TASK BRIEF: In the listing below, identify each line with the word "source" and return those lines.
· · · · · · ·
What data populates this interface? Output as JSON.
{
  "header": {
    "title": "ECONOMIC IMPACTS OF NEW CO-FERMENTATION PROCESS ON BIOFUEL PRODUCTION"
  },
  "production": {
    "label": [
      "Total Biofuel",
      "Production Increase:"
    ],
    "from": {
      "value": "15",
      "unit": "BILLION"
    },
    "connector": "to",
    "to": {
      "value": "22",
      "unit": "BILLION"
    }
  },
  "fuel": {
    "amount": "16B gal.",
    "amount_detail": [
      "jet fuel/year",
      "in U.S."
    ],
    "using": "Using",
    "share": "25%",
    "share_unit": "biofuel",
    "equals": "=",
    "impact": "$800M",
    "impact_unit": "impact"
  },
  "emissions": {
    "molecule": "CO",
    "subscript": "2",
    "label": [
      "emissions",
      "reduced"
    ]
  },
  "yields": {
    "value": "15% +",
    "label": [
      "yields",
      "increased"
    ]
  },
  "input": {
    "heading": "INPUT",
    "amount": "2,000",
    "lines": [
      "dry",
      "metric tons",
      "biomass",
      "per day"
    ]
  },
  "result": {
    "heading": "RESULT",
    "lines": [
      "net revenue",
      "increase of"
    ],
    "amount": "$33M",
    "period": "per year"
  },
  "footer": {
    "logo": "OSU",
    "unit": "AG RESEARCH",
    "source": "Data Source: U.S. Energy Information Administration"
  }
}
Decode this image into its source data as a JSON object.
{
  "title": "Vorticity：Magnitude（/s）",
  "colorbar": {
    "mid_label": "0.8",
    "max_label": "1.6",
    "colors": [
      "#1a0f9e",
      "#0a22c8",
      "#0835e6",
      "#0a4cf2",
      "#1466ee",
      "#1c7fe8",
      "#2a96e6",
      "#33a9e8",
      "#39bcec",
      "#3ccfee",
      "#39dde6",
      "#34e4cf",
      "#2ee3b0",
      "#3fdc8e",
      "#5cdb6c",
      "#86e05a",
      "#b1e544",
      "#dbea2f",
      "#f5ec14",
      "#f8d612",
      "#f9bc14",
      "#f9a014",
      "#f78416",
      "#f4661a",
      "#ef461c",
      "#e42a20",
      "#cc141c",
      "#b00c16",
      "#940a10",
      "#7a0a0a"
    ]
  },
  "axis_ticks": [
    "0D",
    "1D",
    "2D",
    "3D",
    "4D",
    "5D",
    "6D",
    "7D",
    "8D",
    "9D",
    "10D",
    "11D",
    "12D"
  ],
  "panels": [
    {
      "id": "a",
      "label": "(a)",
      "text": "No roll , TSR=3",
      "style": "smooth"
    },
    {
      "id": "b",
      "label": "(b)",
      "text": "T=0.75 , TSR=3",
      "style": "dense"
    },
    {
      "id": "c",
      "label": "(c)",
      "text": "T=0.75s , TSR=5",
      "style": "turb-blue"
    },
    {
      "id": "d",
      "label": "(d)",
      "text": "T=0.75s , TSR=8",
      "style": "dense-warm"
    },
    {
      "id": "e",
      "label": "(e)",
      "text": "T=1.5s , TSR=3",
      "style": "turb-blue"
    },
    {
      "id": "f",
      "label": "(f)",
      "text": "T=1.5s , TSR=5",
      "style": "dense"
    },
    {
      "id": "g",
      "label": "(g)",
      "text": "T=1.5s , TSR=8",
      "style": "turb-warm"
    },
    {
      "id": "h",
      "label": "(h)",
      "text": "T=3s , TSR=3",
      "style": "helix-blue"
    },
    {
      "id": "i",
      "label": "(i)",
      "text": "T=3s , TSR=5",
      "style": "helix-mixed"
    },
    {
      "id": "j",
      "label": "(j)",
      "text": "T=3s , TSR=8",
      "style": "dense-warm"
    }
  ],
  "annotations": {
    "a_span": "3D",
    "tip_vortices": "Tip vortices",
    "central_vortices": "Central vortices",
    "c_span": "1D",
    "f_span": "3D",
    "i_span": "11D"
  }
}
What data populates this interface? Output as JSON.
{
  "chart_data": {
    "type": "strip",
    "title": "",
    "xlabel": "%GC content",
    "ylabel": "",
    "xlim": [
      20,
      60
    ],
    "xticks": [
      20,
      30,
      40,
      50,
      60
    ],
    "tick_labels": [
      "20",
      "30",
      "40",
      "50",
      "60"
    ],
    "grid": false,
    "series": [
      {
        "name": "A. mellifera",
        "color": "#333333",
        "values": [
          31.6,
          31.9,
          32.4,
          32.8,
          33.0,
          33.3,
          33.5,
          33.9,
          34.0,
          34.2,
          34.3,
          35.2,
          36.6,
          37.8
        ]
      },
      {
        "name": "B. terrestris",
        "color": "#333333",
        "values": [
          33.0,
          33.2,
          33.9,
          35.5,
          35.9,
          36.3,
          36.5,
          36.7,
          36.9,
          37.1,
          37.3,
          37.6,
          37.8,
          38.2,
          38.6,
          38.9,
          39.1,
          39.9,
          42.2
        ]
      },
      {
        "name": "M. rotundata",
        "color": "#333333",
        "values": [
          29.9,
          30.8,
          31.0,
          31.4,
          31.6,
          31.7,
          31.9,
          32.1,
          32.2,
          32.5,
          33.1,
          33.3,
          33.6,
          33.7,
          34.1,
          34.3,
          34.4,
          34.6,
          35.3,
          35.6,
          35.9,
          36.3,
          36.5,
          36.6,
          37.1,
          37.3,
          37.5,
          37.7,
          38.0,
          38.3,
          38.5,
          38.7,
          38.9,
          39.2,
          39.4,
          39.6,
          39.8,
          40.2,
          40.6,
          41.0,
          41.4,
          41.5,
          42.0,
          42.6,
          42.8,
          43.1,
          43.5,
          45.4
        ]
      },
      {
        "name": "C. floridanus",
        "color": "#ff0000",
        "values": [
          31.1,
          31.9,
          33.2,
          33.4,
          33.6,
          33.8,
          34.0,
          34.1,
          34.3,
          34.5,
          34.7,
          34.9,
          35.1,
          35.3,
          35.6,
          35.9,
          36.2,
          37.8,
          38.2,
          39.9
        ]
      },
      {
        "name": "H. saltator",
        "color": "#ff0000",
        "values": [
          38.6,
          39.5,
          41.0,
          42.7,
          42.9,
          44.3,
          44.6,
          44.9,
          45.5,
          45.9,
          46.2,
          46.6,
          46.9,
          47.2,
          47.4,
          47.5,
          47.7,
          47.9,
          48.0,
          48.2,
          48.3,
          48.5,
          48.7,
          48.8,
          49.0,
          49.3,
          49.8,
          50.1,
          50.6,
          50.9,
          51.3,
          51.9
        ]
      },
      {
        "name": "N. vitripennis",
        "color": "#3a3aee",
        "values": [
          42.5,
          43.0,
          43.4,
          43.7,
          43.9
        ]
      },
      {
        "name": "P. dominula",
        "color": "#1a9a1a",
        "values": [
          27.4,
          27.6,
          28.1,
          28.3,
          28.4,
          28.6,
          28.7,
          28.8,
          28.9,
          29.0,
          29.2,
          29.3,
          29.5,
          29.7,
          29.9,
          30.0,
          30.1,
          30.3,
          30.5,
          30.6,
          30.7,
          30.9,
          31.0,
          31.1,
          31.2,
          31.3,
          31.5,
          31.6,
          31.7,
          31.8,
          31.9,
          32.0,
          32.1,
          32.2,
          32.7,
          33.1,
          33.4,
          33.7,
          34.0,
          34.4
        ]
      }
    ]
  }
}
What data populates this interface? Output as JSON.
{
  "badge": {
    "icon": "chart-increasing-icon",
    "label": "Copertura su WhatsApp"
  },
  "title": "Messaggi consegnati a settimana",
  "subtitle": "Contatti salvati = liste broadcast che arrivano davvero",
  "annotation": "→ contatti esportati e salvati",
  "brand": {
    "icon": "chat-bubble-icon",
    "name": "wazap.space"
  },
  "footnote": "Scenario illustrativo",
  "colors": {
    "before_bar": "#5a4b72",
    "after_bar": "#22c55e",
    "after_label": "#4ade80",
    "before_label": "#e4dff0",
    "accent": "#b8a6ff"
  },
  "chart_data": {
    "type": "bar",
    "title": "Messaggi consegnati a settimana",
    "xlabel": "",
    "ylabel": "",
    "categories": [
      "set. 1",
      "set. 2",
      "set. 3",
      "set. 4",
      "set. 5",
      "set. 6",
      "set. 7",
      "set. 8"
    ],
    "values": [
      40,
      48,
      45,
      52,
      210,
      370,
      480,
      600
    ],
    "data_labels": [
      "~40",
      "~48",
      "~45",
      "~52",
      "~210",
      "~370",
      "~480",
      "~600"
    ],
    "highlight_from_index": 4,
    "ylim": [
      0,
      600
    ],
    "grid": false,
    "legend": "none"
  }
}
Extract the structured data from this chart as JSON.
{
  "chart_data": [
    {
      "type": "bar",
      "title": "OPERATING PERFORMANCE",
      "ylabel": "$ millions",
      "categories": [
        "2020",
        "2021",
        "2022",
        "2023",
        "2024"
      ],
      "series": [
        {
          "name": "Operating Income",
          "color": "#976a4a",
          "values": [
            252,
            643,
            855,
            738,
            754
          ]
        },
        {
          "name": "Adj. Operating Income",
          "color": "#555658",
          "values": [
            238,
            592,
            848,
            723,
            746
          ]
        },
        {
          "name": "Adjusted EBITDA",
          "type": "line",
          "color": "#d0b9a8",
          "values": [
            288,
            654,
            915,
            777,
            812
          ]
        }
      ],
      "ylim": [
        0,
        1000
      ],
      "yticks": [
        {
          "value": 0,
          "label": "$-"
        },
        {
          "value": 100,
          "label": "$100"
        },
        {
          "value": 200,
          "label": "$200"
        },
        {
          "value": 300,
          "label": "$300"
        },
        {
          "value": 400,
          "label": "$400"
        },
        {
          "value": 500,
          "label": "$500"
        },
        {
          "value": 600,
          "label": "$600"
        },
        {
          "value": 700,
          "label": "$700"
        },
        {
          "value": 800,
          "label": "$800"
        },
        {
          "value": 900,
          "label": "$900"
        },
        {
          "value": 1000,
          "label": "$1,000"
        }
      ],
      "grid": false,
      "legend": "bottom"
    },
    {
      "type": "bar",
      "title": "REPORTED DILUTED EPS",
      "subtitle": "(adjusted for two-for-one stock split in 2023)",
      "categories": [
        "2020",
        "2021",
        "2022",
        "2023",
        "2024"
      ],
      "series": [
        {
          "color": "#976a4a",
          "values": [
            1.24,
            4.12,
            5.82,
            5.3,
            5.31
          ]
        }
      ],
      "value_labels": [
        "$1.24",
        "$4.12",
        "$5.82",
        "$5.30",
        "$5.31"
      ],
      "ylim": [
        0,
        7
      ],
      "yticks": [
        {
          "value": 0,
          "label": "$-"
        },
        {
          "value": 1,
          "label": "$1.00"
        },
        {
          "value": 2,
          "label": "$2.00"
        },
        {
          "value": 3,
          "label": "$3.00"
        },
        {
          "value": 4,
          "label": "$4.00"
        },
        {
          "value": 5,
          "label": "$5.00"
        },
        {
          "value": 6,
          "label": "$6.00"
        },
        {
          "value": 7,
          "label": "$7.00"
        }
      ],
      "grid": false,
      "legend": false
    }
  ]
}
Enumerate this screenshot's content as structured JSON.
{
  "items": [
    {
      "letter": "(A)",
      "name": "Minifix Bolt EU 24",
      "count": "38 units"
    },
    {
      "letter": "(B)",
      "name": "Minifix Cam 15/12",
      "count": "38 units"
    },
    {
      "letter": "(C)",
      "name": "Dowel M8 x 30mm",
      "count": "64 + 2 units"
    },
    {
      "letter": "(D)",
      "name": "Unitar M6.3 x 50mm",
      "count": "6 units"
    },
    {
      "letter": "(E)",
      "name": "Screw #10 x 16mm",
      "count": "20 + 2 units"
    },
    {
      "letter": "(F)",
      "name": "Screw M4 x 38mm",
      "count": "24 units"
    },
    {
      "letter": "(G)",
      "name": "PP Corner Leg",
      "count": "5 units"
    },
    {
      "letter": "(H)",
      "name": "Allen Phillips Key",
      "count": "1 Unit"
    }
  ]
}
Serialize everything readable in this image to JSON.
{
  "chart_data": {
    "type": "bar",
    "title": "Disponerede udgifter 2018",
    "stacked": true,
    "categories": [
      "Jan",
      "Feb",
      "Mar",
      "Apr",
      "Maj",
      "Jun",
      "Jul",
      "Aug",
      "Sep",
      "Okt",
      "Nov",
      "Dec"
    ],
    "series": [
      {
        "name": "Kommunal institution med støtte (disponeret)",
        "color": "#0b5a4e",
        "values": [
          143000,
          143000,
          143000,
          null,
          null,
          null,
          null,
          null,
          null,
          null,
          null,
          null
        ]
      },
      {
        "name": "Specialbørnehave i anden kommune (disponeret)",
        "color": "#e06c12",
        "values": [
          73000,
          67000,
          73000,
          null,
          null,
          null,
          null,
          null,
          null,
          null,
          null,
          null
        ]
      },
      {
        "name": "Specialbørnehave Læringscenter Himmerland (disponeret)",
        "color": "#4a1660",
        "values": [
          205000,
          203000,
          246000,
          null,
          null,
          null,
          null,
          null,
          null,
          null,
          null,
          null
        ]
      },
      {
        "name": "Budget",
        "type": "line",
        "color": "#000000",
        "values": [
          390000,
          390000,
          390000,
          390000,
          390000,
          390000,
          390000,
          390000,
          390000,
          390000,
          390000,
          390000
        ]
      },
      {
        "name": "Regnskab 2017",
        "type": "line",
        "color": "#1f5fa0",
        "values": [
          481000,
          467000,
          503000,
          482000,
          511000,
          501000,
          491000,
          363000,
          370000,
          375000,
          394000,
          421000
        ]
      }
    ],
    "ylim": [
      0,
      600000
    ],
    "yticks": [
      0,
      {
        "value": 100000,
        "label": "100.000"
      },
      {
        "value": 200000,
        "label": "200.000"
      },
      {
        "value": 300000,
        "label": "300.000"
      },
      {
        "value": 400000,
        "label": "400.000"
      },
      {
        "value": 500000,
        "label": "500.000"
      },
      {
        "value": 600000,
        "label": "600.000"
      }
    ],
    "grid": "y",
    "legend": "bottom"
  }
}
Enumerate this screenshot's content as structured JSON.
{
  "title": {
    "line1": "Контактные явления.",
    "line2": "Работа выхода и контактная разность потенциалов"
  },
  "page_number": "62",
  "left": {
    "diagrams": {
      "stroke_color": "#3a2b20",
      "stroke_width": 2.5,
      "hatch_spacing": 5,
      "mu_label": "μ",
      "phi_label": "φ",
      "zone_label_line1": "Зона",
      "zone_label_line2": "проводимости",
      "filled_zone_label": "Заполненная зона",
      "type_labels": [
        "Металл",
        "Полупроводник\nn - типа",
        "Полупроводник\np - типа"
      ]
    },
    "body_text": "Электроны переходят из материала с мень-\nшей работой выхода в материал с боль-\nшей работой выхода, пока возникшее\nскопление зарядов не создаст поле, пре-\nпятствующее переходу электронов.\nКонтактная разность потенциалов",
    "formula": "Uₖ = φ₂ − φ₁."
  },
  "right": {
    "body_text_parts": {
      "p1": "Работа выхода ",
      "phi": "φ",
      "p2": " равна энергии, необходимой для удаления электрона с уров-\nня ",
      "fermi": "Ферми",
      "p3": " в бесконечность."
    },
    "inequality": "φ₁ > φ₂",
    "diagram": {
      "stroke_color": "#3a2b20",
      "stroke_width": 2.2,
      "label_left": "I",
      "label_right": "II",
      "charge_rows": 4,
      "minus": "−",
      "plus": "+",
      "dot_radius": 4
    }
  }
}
· · · · · · ·
EXERCISE OUTPUT:
    "source": "Data Source: U.S. Energy Information Administration"
Decode this image into its source data as a JSON object.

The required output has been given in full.